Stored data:
┄┄┄┄┄┄┄┄┄┄
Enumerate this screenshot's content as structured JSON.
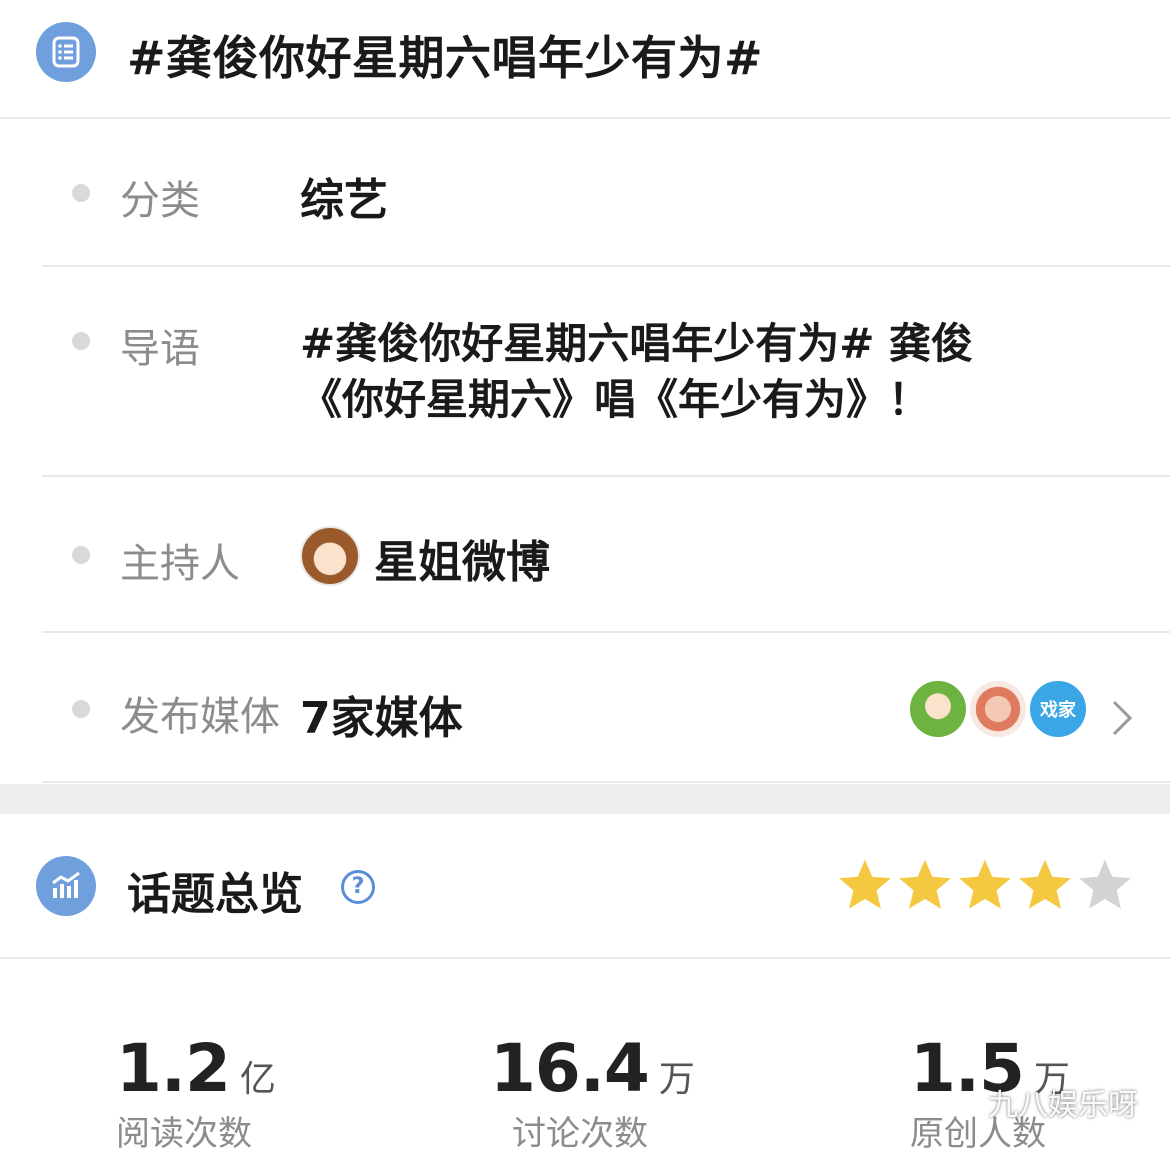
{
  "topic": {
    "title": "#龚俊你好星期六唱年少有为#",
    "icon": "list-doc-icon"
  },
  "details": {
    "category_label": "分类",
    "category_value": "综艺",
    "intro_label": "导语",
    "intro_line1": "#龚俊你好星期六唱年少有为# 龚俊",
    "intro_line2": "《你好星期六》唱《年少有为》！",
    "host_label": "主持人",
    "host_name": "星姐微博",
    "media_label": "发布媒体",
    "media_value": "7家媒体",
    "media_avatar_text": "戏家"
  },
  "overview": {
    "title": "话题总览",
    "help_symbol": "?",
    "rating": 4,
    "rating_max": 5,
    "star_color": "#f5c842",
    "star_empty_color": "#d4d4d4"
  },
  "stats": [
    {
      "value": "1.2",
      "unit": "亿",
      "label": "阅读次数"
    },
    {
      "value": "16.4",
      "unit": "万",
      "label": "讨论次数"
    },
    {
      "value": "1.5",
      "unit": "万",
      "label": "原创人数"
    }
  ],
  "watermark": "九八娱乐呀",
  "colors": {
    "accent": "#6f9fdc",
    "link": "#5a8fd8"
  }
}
┄┄┄┄┄┄┄┄┄┄
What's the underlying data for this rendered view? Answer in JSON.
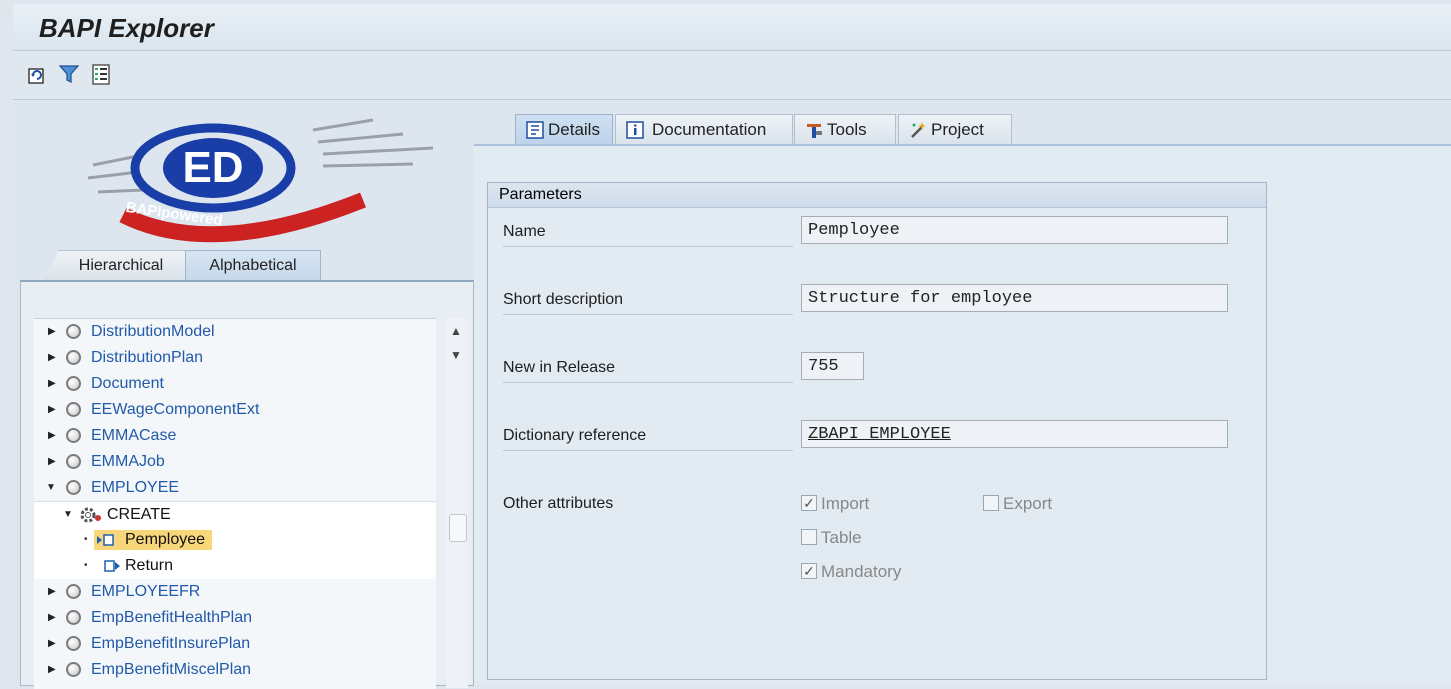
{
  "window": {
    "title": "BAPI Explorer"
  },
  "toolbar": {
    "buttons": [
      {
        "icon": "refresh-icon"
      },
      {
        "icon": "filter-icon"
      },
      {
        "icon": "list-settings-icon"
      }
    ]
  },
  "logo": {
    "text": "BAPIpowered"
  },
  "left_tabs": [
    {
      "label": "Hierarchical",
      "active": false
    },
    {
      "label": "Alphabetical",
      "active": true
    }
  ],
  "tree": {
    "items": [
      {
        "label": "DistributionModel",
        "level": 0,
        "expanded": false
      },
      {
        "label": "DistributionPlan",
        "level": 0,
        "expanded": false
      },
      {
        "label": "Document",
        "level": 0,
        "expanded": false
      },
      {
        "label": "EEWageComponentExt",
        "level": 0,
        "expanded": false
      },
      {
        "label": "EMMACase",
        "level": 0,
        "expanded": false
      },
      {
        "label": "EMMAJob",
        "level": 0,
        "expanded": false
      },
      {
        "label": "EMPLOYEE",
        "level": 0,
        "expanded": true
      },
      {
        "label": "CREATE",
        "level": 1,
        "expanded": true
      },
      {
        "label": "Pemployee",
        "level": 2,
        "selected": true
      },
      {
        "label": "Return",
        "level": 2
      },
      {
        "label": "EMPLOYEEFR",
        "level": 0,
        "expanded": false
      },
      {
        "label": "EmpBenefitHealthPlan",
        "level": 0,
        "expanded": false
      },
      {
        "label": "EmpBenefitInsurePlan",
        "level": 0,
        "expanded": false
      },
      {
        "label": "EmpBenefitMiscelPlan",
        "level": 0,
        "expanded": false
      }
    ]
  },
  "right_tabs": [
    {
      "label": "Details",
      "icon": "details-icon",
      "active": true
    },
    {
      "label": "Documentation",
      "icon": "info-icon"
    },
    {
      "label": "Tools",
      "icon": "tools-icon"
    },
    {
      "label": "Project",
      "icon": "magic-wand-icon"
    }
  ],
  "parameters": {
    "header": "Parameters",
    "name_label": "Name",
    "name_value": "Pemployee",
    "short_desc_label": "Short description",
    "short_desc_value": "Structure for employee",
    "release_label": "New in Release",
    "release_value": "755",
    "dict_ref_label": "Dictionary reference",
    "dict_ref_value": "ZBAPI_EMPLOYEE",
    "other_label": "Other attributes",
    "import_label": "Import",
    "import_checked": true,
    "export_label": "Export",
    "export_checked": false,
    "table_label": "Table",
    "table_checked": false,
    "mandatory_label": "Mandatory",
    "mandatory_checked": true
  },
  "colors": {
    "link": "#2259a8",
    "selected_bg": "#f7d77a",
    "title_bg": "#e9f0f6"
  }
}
┄┄┄┄┄┄┄┄┄┄
:: TASK INSTRUCTIONS ::
Return every line holding the word "龚俊你好星期六唱年少有为" from the records.

:: REPLY TO THE TASK ::
    "title": "#龚俊你好星期六唱年少有为#",
    "intro_line1": "#龚俊你好星期六唱年少有为# 龚俊",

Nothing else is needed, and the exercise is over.